• THE PROBLEM: Could you write out the records below exactly as they appear, leaving out any pictures?
+===+
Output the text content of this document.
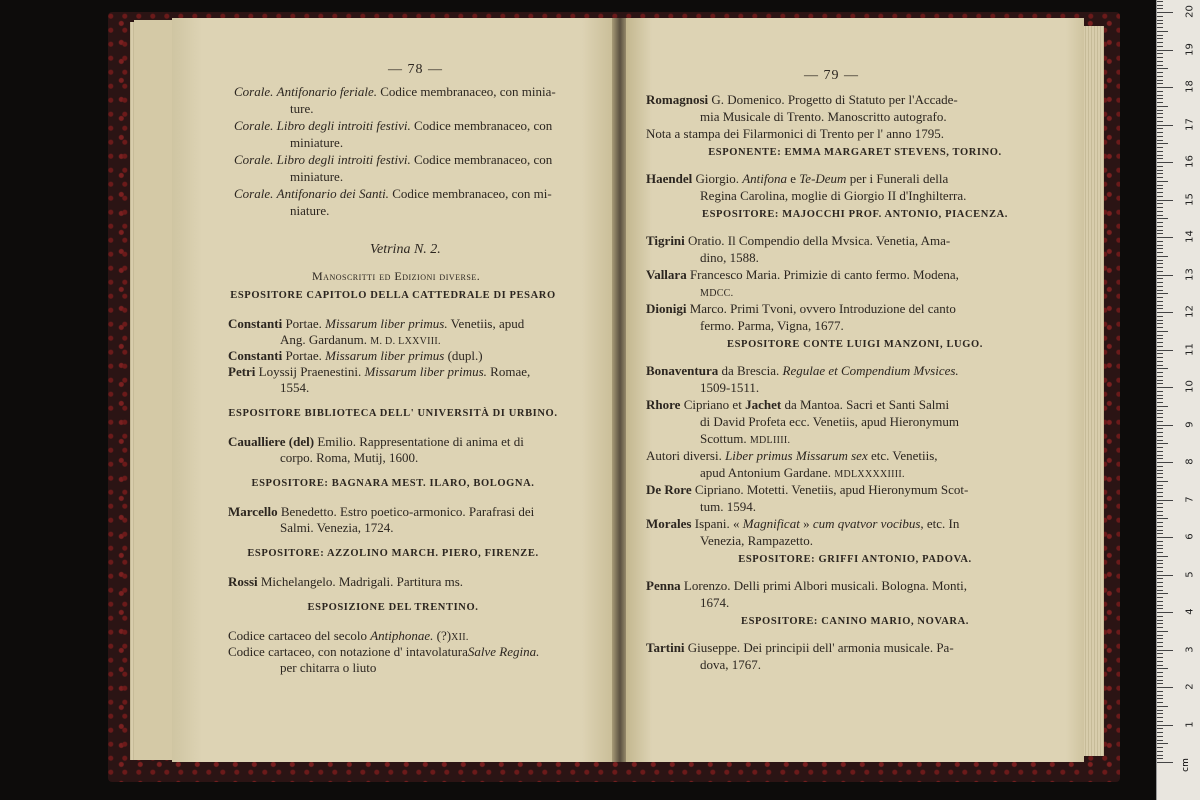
— 78 —
Corale. Antifonario feriale. Codice membranaceo, con minia-
ture.
Corale. Libro degli introiti festivi. Codice membranaceo, con
miniature.
Corale. Libro degli introiti festivi. Codice membranaceo, con
miniature.
Corale. Antifonario dei Santi. Codice membranaceo, con mi-
niature.
Vetrina N. 2.
Manoscritti ed Edizioni diverse.
ESPOSITORE CAPITOLO DELLA CATTEDRALE DI PESARO
Constanti Portae. Missarum liber primus. Venetiis, apud
Ang. Gardanum. M. D. LXXVIII.
Constanti Portae. Missarum liber primus (dupl.)
Petri Loyssij Praenestini. Missarum liber primus. Romae,
1554.
ESPOSITORE BIBLIOTECA DELL' UNIVERSITÀ DI URBINO.
Caualliere (del) Emilio. Rappresentatione di anima et di
corpo. Roma, Mutij, 1600.
ESPOSITORE: BAGNARA MEST. ILARO, BOLOGNA.
Marcello Benedetto. Estro poetico-armonico. Parafrasi dei
Salmi. Venezia, 1724.
ESPOSITORE: AZZOLINO MARCH. PIERO, FIRENZE.
Rossi Michelangelo. Madrigali. Partitura ms.
ESPOSIZIONE DEL TRENTINO.
Codice cartaceo del secolo Antiphonae. (?)XII.
Codice cartaceo, con notazione d' intavolaturaSalve Regina.
per chitarra o liuto
— 79 —
Romagnosi G. Domenico. Progetto di Statuto per l'Accade-
mia Musicale di Trento. Manoscritto autografo.
Nota a stampa dei Filarmonici di Trento per l' anno 1795.
ESPONENTE: EMMA MARGARET STEVENS, TORINO.
Haendel Giorgio. Antifona e Te-Deum per i Funerali della
Regina Carolina, moglie di Giorgio II d'Inghilterra.
ESPOSITORE: MAJOCCHI PROF. ANTONIO, PIACENZA.
Tigrini Oratio. Il Compendio della Mvsica. Venetia, Ama-
dino, 1588.
Vallara Francesco Maria. Primizie di canto fermo. Modena,
MDCC.
Dionigi Marco. Primi Tvoni, ovvero Introduzione del canto
fermo. Parma, Vigna, 1677.
ESPOSITORE CONTE LUIGI MANZONI, LUGO.
Bonaventura da Brescia. Regulae et Compendium Mvsices.
1509-1511.
Rhore Cipriano et Jachet da Mantoa. Sacri et Santi Salmi
di David Profeta ecc. Venetiis, apud Hieronymum
Scottum. MDLIIII.
Autori diversi. Liber primus Missarum sex etc. Venetiis,
apud Antonium Gardane. MDLXXXXIIII.
De Rore Cipriano. Motetti. Venetiis, apud Hieronymum Scot-
tum. 1594.
Morales Ispani. « Magnificat » cum qvatvor vocibus, etc. In
Venezia, Rampazetto.
ESPOSITORE: GRIFFI ANTONIO, PADOVA.
Penna Lorenzo. Delli primi Albori musicali. Bologna. Monti,
1674.
ESPOSITORE: CANINO MARIO, NOVARA.
Tartini Giuseppe. Dei principii dell' armonia musicale. Pa-
dova, 1767.
1
2
3
4
5
6
7
8
9
10
11
12
13
14
15
16
17
18
19
20
cm
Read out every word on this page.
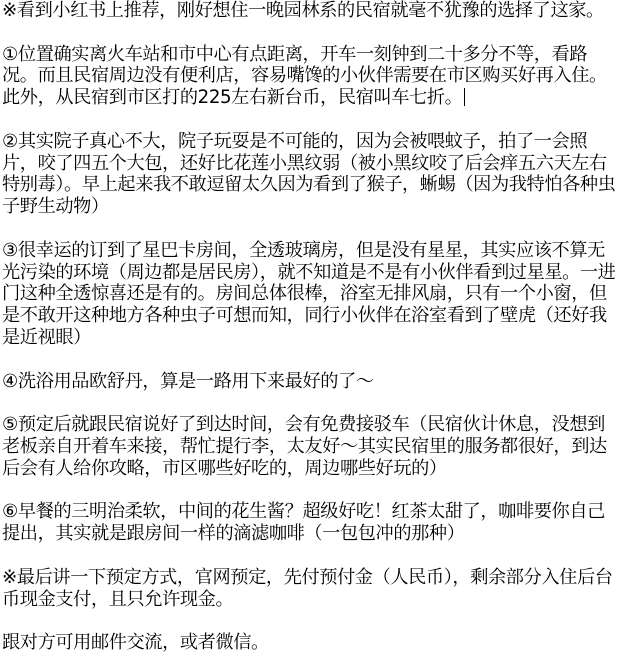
※看到小红书上推荐，刚好想住一晚园林系的民宿就毫不犹豫的选择了这家。

①位置确实离火车站和市中心有点距离，开车一刻钟到二十多分不等，看路况。而且民宿周边没有便利店，容易嘴馋的小伙伴需要在市区购买好再入住。此外，从民宿到市区打的225左右新台币，民宿叫车七折。

②其实院子真心不大，院子玩耍是不可能的，因为会被喂蚊子，拍了一会照片，咬了四五个大包，还好比花莲小黑纹弱（被小黑纹咬了后会痒五六天左右特别毒）。早上起来我不敢逗留太久因为看到了猴子，蜥蜴（因为我特怕各种虫子野生动物）

③很幸运的订到了星巴卡房间，全透玻璃房，但是没有星星，其实应该不算无光污染的环境（周边都是居民房），就不知道是不是有小伙伴看到过星星。一进门这种全透惊喜还是有的。房间总体很棒，浴室无排风扇，只有一个小窗，但是不敢开这种地方各种虫子可想而知，同行小伙伴在浴室看到了壁虎（还好我是近视眼）

④洗浴用品欧舒丹，算是一路用下来最好的了～

⑤预定后就跟民宿说好了到达时间，会有免费接驳车（民宿伙计休息，没想到老板亲自开着车来接，帮忙提行李，太友好～其实民宿里的服务都很好，到达后会有人给你攻略，市区哪些好吃的，周边哪些好玩的）

⑥早餐的三明治柔软，中间的花生酱？超级好吃！红茶太甜了，咖啡要你自己提出，其实就是跟房间一样的滴滤咖啡（一包包冲的那种）

※最后讲一下预定方式，官网预定，先付预付金（人民币），剩余部分入住后台币现金支付，且只允许现金。

跟对方可用邮件交流，或者微信。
+===+
• SOLUTION TO THE EXERCISE:
Output the text content of this document.
— 78 —
Corale. Antifonario feriale. Codice membranaceo, con minia-
ture.
Corale. Libro degli introiti festivi. Codice membranaceo, con
miniature.
Corale. Libro degli introiti festivi. Codice membranaceo, con
miniature.
Corale. Antifonario dei Santi. Codice membranaceo, con mi-
niature.
Vetrina N. 2.
Manoscritti ed Edizioni diverse.
ESPOSITORE CAPITOLO DELLA CATTEDRALE DI PESARO
Constanti Portae. Missarum liber primus. Venetiis, apud
Ang. Gardanum. M. D. LXXVIII.
Constanti Portae. Missarum liber primus (dupl.)
Petri Loyssij Praenestini. Missarum liber primus. Romae,
1554.
ESPOSITORE BIBLIOTECA DELL' UNIVERSITÀ DI URBINO.
Caualliere (del) Emilio. Rappresentatione di anima et di
corpo. Roma, Mutij, 1600.
ESPOSITORE: BAGNARA MEST. ILARO, BOLOGNA.
Marcello Benedetto. Estro poetico-armonico. Parafrasi dei
Salmi. Venezia, 1724.
ESPOSITORE: AZZOLINO MARCH. PIERO, FIRENZE.
Rossi Michelangelo. Madrigali. Partitura ms.
ESPOSIZIONE DEL TRENTINO.
Codice cartaceo del secolo Antiphonae. (?)XII.
Codice cartaceo, con notazione d' intavolaturaSalve Regina.
per chitarra o liuto
— 79 —
Romagnosi G. Domenico. Progetto di Statuto per l'Accade-
mia Musicale di Trento. Manoscritto autografo.
Nota a stampa dei Filarmonici di Trento per l' anno 1795.
ESPONENTE: EMMA MARGARET STEVENS, TORINO.
Haendel Giorgio. Antifona e Te-Deum per i Funerali della
Regina Carolina, moglie di Giorgio II d'Inghilterra.
ESPOSITORE: MAJOCCHI PROF. ANTONIO, PIACENZA.
Tigrini Oratio. Il Compendio della Mvsica. Venetia, Ama-
dino, 1588.
Vallara Francesco Maria. Primizie di canto fermo. Modena,
MDCC.
Dionigi Marco. Primi Tvoni, ovvero Introduzione del canto
fermo. Parma, Vigna, 1677.
ESPOSITORE CONTE LUIGI MANZONI, LUGO.
Bonaventura da Brescia. Regulae et Compendium Mvsices.
1509-1511.
Rhore Cipriano et Jachet da Mantoa. Sacri et Santi Salmi
di David Profeta ecc. Venetiis, apud Hieronymum
Scottum. MDLIIII.
Autori diversi. Liber primus Missarum sex etc. Venetiis,
apud Antonium Gardane. MDLXXXXIIII.
De Rore Cipriano. Motetti. Venetiis, apud Hieronymum Scot-
tum. 1594.
Morales Ispani. « Magnificat » cum qvatvor vocibus, etc. In
Venezia, Rampazetto.
ESPOSITORE: GRIFFI ANTONIO, PADOVA.
Penna Lorenzo. Delli primi Albori musicali. Bologna. Monti,
1674.
ESPOSITORE: CANINO MARIO, NOVARA.
Tartini Giuseppe. Dei principii dell' armonia musicale. Pa-
dova, 1767.
1
2
3
4
5
6
7
8
9
10
11
12
13
14
15
16
17
18
19
20
cm
Read out every word on this page.
※看到小红书上推荐，刚好想住一晚园林系的民宿就毫不犹豫的选择了这家。

①位置确实离火车站和市中心有点距离，开车一刻钟到二十多分不等，看路况。而且民宿周边没有便利店，容易嘴馋的小伙伴需要在市区购买好再入住。此外，从民宿到市区打的225左右新台币，民宿叫车七折。

②其实院子真心不大，院子玩耍是不可能的，因为会被喂蚊子，拍了一会照片，咬了四五个大包，还好比花莲小黑纹弱（被小黑纹咬了后会痒五六天左右特别毒）。早上起来我不敢逗留太久因为看到了猴子，蜥蜴（因为我特怕各种虫子野生动物）

③很幸运的订到了星巴卡房间，全透玻璃房，但是没有星星，其实应该不算无光污染的环境（周边都是居民房），就不知道是不是有小伙伴看到过星星。一进门这种全透惊喜还是有的。房间总体很棒，浴室无排风扇，只有一个小窗，但是不敢开这种地方各种虫子可想而知，同行小伙伴在浴室看到了壁虎（还好我是近视眼）

④洗浴用品欧舒丹，算是一路用下来最好的了～

⑤预定后就跟民宿说好了到达时间，会有免费接驳车（民宿伙计休息，没想到老板亲自开着车来接，帮忙提行李，太友好～其实民宿里的服务都很好，到达后会有人给你攻略，市区哪些好吃的，周边哪些好玩的）

⑥早餐的三明治柔软，中间的花生酱？超级好吃！红茶太甜了，咖啡要你自己提出，其实就是跟房间一样的滴滤咖啡（一包包冲的那种）

※最后讲一下预定方式，官网预定，先付预付金（人民币），剩余部分入住后台币现金支付，且只允许现金。

跟对方可用邮件交流，或者微信。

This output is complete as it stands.